Stated task: The line containing "Give me a plain-text" and every line after it, through the last, are to be extracted exactly; no other lines belong in the answer.

Exercise inputs:
☆ ☆ ☆ ☆ ☆ ☆ ☆

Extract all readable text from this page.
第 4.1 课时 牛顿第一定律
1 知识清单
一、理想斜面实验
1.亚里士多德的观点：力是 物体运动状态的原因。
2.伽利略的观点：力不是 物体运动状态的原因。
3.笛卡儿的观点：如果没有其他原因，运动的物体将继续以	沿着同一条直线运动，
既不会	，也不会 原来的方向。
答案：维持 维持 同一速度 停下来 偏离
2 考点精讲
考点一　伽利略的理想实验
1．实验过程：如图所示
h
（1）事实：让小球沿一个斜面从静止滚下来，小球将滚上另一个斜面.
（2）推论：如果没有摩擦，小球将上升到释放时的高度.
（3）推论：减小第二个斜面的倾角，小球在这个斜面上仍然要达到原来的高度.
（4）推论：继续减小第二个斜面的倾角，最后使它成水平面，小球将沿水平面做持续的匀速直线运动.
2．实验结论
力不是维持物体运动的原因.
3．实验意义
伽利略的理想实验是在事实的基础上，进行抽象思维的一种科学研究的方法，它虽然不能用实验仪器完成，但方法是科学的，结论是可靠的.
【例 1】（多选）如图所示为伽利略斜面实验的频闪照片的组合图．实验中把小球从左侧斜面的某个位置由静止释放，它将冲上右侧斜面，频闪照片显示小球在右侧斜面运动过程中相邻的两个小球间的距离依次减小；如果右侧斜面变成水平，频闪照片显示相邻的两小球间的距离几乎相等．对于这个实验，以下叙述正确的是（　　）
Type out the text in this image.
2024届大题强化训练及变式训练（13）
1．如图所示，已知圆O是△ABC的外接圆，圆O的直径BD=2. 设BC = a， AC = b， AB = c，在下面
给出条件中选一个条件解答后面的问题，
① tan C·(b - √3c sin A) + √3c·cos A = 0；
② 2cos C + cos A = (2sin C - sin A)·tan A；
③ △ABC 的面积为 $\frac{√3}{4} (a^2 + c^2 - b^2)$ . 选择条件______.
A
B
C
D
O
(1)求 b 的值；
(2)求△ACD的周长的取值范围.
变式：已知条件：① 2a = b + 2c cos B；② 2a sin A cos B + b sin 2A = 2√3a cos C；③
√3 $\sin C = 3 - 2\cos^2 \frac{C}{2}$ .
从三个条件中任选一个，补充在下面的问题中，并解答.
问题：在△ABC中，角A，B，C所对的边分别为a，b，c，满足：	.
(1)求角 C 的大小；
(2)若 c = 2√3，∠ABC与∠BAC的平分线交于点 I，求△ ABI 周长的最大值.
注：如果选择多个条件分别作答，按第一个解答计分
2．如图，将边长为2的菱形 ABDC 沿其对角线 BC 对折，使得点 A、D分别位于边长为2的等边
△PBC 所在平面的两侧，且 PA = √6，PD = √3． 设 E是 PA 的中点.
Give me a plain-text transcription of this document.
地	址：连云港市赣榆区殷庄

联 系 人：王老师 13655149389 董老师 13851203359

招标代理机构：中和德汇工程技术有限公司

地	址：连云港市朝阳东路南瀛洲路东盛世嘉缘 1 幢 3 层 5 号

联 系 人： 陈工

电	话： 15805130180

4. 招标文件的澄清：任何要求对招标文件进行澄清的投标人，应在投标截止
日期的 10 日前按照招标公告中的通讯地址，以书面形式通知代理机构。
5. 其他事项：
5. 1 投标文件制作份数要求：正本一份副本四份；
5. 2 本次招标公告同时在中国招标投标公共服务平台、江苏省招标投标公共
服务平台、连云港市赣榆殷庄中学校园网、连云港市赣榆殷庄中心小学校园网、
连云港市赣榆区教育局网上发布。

☆ ☆ ☆ ☆ ☆ ☆ ☆

Solved exercise:
Give me a plain-text transcription of this document.
地	址：连云港市赣榆区殷庄

联 系 人：王老师 13655149389 董老师 13851203359

招标代理机构：中和德汇工程技术有限公司

地	址：连云港市朝阳东路南瀛洲路东盛世嘉缘 1 幢 3 层 5 号

联 系 人： 陈工

电	话： 15805130180

4. 招标文件的澄清：任何要求对招标文件进行澄清的投标人，应在投标截止
日期的 10 日前按照招标公告中的通讯地址，以书面形式通知代理机构。
5. 其他事项：
5. 1 投标文件制作份数要求：正本一份副本四份；
5. 2 本次招标公告同时在中国招标投标公共服务平台、江苏省招标投标公共
服务平台、连云港市赣榆殷庄中学校园网、连云港市赣榆殷庄中心小学校园网、
连云港市赣榆区教育局网上发布。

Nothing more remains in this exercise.